#### Exercise requirements
Show every line in the records below that contains the word "法人签字".

#### Data for the task
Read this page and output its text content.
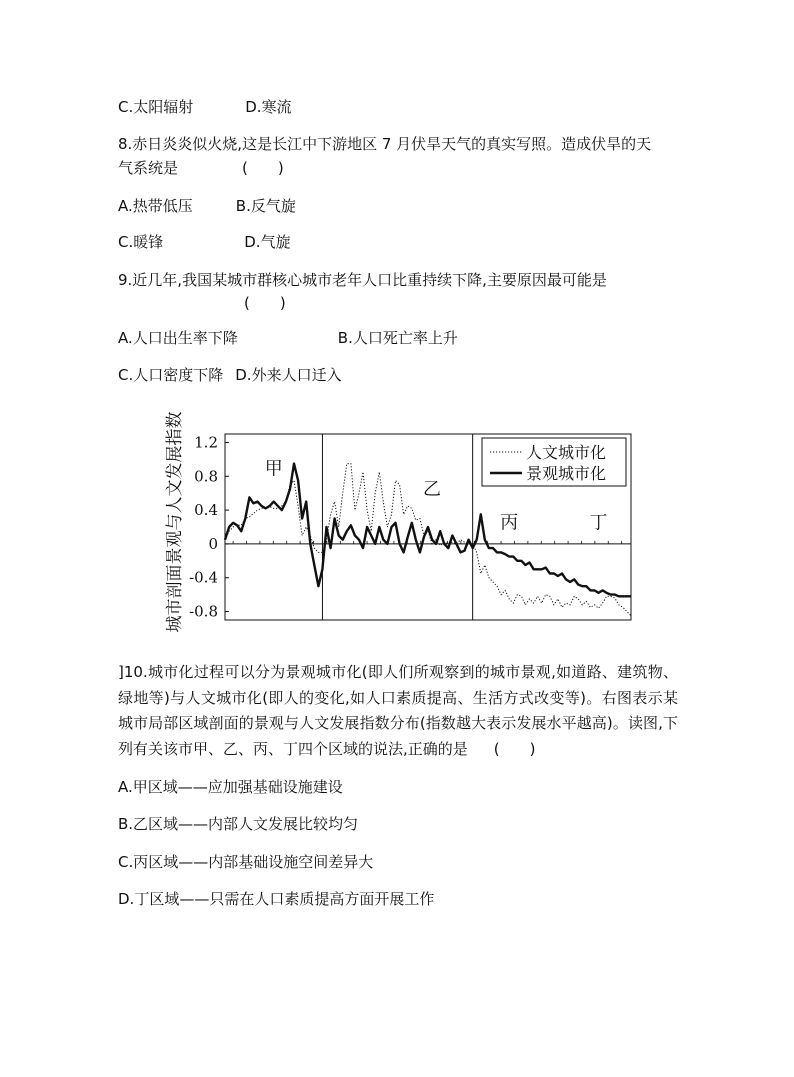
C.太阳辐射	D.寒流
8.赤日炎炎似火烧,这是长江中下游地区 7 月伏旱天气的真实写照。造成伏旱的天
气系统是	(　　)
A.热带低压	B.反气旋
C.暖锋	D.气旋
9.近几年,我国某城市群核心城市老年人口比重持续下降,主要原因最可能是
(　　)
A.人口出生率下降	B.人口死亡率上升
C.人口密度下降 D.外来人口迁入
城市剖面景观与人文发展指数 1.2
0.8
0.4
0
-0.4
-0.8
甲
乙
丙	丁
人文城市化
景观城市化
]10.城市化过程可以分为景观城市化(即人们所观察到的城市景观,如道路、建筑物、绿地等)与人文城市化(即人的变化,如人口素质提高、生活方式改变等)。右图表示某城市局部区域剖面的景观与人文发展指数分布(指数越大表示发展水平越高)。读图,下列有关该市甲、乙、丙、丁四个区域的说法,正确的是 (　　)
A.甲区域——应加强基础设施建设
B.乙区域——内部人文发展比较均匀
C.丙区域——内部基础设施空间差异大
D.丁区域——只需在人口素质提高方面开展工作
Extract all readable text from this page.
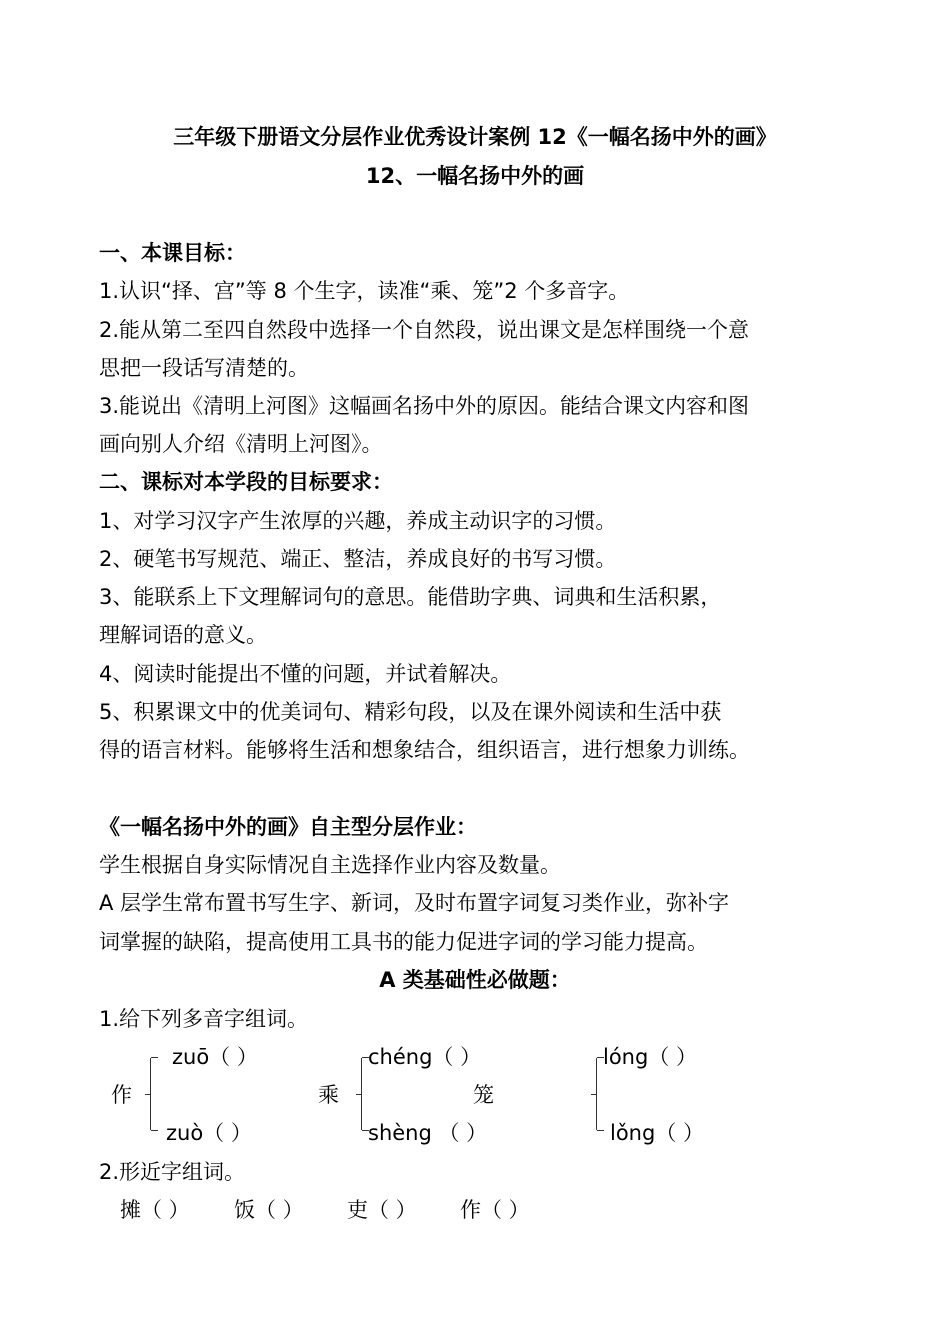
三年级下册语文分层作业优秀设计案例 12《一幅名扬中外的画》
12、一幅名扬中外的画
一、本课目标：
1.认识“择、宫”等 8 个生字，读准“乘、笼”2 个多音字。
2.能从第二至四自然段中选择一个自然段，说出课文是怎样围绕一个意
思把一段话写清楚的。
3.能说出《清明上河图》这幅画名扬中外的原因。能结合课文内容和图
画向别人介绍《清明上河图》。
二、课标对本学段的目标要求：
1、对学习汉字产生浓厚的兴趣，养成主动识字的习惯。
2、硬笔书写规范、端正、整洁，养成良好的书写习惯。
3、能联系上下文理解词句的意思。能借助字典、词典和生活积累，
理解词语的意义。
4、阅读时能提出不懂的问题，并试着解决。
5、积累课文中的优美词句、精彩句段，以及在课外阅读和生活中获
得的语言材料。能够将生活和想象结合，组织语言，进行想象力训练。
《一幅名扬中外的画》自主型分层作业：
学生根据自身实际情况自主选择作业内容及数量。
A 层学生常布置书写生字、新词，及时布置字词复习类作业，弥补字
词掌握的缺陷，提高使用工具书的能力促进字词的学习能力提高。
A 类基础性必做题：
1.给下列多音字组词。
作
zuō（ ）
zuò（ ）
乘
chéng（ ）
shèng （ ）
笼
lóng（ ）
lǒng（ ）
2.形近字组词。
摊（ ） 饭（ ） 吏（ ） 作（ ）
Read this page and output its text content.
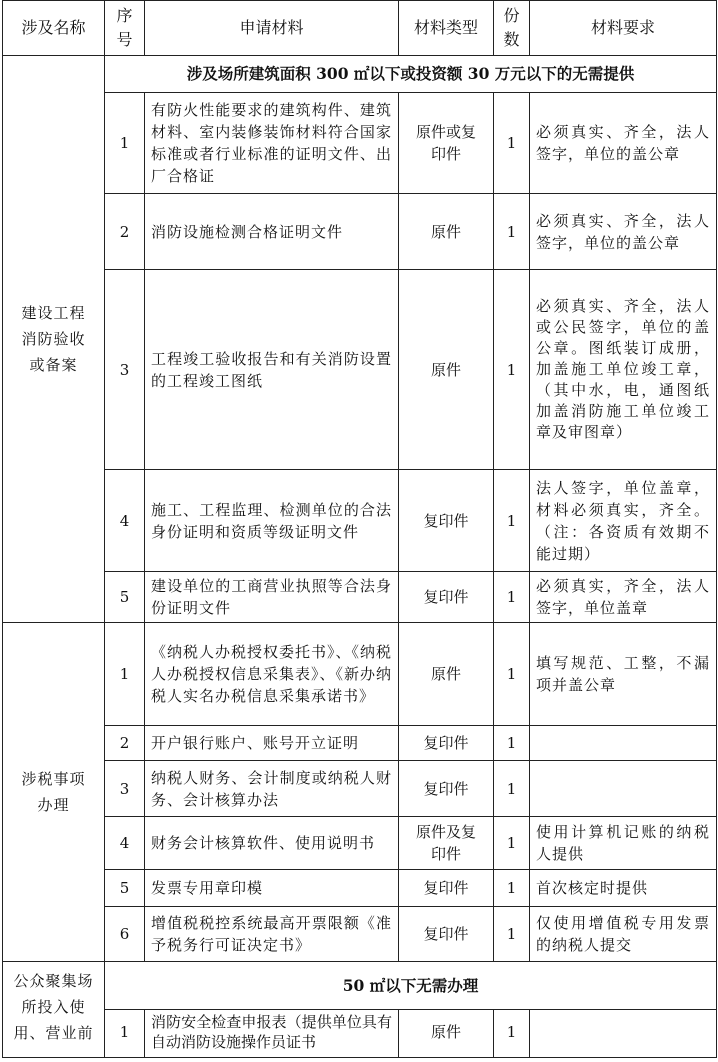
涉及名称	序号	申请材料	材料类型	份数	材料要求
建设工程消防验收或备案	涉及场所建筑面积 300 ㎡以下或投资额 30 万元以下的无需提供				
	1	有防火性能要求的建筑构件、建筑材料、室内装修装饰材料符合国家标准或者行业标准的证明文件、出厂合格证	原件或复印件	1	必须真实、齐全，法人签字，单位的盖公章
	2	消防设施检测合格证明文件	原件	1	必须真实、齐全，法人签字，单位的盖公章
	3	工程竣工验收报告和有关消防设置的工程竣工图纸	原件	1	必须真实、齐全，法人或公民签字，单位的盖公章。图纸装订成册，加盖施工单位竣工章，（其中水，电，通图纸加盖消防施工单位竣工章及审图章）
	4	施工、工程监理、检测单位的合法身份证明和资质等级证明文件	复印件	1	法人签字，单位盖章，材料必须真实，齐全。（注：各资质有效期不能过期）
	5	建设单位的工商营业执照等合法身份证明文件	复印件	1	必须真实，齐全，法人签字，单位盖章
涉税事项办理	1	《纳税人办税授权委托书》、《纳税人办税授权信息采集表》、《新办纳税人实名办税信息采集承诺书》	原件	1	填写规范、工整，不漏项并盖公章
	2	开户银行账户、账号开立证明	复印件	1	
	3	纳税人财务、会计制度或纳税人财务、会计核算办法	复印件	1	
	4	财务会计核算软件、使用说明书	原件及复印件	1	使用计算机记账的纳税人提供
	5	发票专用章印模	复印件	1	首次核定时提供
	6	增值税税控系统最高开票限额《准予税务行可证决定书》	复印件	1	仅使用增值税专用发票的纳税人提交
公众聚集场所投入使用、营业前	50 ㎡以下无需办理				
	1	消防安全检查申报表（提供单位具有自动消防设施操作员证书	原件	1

#### Output for this task
	1	有防火性能要求的建筑构件、建筑材料、室内装修装饰材料符合国家标准或者行业标准的证明文件、出厂合格证	原件或复印件	1	必须真实、齐全，法人签字，单位的盖公章
	2	消防设施检测合格证明文件	原件	1	必须真实、齐全，法人签字，单位的盖公章
	4	施工、工程监理、检测单位的合法身份证明和资质等级证明文件	复印件	1	法人签字，单位盖章，材料必须真实，齐全。（注：各资质有效期不能过期）
	5	建设单位的工商营业执照等合法身份证明文件	复印件	1	必须真实，齐全，法人签字，单位盖章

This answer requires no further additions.